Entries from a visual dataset
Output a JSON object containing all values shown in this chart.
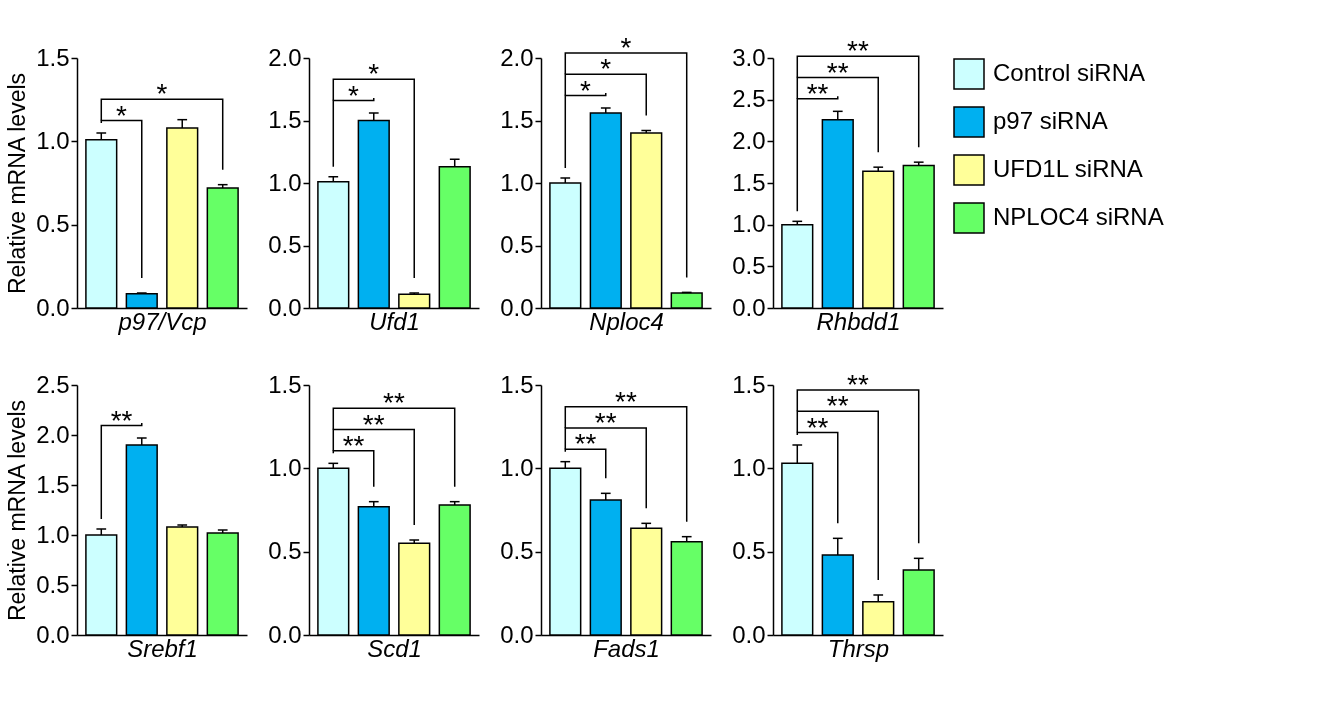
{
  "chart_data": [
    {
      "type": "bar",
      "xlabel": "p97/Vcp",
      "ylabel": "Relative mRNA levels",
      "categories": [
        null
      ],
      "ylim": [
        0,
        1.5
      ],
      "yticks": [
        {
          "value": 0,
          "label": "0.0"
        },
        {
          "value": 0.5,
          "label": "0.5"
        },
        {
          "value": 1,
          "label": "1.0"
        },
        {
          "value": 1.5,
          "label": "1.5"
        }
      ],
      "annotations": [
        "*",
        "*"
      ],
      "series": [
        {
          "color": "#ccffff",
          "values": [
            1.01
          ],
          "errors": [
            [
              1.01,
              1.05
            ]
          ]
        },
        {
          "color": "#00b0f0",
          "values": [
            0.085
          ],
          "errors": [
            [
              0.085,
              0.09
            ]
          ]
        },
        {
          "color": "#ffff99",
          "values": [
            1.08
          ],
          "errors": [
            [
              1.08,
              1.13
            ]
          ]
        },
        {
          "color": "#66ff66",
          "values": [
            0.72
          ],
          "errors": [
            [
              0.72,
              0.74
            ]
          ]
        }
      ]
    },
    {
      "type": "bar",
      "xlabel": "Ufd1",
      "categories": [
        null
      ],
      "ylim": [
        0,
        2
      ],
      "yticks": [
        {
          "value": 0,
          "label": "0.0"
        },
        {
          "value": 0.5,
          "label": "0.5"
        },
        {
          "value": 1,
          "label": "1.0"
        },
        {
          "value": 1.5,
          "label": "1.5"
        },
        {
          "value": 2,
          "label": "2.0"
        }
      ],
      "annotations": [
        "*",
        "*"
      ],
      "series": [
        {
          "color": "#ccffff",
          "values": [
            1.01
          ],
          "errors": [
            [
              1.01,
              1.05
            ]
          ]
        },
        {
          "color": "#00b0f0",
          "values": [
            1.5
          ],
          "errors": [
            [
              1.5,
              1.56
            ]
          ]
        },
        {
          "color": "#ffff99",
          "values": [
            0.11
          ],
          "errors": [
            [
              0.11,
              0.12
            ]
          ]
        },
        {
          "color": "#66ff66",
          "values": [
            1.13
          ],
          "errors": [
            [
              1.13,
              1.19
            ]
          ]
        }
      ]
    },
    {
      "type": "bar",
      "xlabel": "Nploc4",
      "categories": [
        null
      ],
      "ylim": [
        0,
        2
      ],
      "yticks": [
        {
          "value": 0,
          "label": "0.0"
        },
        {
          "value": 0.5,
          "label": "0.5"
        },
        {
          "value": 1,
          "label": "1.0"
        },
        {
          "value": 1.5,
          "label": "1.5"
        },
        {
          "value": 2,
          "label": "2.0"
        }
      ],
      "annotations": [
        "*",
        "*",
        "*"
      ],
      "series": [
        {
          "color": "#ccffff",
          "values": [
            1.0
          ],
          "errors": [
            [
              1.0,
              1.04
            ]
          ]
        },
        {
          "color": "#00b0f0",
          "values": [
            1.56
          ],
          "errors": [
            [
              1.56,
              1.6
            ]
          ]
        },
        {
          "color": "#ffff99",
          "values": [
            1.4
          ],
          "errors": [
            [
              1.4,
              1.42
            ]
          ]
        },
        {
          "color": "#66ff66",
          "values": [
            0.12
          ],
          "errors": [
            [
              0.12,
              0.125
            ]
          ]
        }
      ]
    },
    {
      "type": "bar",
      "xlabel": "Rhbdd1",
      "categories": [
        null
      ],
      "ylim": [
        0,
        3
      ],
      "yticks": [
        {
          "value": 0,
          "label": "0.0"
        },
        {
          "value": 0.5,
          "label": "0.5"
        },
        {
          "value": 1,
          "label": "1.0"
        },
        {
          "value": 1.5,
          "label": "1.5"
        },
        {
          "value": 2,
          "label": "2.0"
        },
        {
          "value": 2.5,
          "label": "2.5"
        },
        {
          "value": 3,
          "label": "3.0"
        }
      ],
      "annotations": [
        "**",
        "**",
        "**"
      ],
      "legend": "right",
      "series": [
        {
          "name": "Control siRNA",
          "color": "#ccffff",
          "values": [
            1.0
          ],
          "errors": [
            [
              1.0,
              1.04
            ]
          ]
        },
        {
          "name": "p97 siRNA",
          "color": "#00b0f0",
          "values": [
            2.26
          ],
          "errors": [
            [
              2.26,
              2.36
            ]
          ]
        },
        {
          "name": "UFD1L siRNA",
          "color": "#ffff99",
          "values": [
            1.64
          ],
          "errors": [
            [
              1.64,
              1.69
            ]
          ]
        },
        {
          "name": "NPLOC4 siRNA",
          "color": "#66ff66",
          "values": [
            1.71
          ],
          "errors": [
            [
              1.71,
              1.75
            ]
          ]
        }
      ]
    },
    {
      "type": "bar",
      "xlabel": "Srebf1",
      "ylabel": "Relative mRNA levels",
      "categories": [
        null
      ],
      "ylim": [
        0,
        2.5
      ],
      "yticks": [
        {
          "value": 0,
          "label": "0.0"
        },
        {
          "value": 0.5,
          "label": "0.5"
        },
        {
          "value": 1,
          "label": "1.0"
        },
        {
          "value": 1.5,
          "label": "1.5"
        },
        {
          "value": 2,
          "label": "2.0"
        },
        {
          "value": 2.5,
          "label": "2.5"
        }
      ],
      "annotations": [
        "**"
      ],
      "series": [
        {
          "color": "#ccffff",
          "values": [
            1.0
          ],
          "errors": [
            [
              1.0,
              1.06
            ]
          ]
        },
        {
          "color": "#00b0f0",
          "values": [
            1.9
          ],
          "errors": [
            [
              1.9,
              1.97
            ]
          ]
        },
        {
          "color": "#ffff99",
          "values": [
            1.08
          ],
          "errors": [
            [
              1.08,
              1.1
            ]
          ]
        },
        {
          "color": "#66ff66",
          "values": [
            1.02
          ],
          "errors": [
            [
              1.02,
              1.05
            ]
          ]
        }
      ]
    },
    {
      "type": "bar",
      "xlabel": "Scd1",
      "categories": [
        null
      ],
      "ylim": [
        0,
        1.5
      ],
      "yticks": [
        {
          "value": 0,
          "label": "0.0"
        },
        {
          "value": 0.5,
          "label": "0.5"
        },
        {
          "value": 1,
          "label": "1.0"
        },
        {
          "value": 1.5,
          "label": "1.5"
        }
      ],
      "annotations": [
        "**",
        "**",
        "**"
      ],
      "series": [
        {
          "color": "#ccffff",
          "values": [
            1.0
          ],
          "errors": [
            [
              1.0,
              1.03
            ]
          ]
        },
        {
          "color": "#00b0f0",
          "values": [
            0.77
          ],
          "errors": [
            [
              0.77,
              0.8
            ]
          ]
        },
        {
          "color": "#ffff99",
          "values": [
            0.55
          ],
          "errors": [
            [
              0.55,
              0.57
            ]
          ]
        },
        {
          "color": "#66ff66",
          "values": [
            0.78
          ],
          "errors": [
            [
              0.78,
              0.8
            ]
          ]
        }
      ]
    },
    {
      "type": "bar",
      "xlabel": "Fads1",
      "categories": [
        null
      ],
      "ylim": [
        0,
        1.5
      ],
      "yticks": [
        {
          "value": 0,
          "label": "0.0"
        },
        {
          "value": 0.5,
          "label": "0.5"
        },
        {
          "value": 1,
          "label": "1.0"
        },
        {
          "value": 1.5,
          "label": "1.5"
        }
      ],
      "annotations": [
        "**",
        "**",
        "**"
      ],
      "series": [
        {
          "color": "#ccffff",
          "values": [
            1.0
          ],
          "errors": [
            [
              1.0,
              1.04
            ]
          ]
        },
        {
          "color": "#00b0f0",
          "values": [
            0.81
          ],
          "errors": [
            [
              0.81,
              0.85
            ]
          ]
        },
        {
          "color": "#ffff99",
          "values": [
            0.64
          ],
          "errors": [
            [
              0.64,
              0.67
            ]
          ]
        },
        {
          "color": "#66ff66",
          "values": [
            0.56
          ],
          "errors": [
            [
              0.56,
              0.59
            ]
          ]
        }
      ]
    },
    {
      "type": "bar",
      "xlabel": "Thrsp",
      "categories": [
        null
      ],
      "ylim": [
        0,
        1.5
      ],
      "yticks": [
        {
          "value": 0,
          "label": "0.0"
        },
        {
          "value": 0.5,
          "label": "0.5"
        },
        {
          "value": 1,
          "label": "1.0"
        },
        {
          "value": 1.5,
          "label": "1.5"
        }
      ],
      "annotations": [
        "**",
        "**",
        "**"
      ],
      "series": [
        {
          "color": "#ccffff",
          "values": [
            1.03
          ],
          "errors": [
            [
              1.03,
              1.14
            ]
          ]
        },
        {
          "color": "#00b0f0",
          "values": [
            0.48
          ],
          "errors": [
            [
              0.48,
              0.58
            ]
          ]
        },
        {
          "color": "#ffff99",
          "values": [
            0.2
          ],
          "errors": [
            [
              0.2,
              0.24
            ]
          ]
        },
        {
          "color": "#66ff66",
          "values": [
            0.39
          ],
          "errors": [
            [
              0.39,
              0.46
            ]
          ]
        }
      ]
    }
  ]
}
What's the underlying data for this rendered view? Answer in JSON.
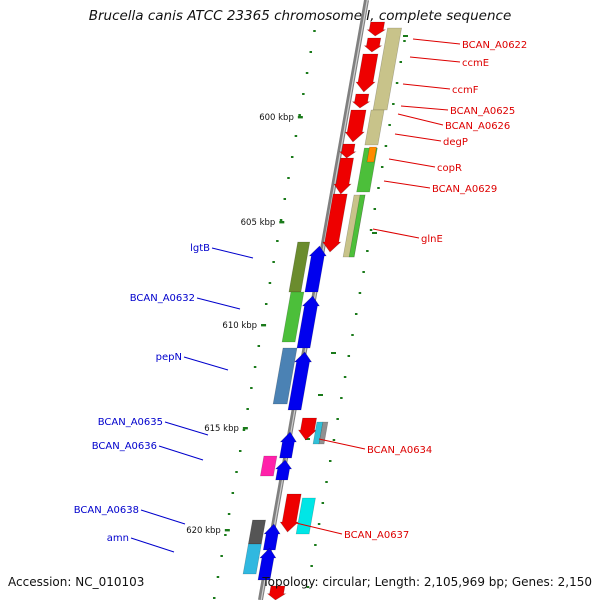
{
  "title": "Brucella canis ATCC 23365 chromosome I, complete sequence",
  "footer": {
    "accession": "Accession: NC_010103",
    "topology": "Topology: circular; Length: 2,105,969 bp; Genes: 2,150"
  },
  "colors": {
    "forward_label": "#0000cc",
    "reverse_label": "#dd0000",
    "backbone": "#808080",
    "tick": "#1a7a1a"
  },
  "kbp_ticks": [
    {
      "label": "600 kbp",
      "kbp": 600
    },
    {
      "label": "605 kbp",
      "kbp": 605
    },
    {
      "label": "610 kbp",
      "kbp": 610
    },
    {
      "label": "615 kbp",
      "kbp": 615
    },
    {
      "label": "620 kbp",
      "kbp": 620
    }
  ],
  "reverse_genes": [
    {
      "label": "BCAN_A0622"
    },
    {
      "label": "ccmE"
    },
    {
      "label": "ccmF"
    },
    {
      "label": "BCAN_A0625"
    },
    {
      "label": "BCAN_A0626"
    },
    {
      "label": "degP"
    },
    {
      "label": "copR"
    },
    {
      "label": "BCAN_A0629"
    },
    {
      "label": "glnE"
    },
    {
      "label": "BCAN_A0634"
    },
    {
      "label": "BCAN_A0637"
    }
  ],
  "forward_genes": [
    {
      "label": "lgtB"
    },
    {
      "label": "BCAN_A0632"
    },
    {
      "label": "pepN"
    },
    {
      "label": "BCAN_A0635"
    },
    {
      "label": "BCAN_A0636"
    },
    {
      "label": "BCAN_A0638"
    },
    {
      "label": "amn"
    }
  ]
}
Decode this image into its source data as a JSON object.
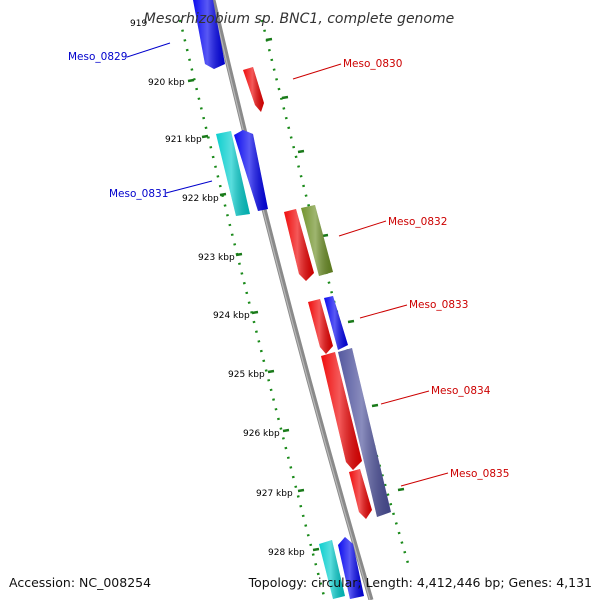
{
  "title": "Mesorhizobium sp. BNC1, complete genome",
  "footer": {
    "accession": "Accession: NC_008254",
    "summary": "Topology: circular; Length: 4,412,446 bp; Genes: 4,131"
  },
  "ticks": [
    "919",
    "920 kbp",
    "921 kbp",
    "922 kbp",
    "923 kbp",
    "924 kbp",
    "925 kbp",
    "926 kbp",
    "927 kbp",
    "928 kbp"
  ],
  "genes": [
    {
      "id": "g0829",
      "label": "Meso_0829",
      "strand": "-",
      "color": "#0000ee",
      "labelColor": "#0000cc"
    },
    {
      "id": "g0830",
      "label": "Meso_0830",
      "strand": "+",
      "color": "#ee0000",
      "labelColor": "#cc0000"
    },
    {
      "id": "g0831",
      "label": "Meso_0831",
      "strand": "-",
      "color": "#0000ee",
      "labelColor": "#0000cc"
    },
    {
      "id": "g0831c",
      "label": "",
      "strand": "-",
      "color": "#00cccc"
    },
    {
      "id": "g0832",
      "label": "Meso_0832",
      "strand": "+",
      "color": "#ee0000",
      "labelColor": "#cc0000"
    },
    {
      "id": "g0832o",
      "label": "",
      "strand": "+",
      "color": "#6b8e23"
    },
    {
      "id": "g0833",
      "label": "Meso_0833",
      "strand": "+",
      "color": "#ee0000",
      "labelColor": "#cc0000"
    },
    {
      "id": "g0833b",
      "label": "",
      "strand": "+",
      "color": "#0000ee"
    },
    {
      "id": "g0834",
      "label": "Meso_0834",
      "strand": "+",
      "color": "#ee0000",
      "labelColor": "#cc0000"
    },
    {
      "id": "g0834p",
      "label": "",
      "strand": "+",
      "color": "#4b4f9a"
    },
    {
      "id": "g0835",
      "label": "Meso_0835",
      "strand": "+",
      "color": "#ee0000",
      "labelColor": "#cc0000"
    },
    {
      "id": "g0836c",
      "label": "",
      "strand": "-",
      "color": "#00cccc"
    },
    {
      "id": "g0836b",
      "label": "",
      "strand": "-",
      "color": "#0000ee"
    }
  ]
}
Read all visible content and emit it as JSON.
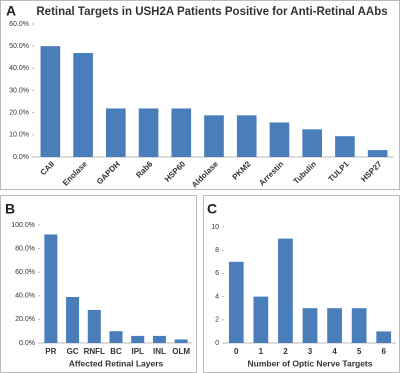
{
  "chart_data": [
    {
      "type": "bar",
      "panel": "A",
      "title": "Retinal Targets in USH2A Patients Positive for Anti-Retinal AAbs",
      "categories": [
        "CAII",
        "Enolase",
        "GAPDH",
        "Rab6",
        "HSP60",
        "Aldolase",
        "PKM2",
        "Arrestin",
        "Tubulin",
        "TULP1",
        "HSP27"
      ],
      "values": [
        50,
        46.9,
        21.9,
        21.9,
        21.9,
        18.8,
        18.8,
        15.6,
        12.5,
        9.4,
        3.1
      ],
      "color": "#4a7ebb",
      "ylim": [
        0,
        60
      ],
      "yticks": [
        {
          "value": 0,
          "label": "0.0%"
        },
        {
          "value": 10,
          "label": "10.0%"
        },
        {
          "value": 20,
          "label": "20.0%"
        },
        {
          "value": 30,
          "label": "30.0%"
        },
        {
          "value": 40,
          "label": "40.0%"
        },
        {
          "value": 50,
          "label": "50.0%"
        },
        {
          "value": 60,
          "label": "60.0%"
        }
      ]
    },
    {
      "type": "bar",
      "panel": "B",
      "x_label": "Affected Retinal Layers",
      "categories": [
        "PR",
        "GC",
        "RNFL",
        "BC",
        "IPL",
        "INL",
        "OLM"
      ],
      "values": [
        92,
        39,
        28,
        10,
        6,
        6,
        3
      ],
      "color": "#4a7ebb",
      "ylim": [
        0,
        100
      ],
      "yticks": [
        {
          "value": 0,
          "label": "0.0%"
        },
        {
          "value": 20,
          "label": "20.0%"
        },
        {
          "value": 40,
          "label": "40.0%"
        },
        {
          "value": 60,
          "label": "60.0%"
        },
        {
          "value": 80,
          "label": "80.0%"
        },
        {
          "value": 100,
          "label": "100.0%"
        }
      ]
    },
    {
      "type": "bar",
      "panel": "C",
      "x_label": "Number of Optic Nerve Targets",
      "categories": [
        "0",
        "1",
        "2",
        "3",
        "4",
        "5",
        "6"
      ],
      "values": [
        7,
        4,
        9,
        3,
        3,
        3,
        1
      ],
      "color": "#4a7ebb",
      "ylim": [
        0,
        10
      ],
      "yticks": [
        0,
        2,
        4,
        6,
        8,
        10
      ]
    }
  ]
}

- What to work on -
Say how many lines above contain "object", and give no words besides the number.

- Answer section -
2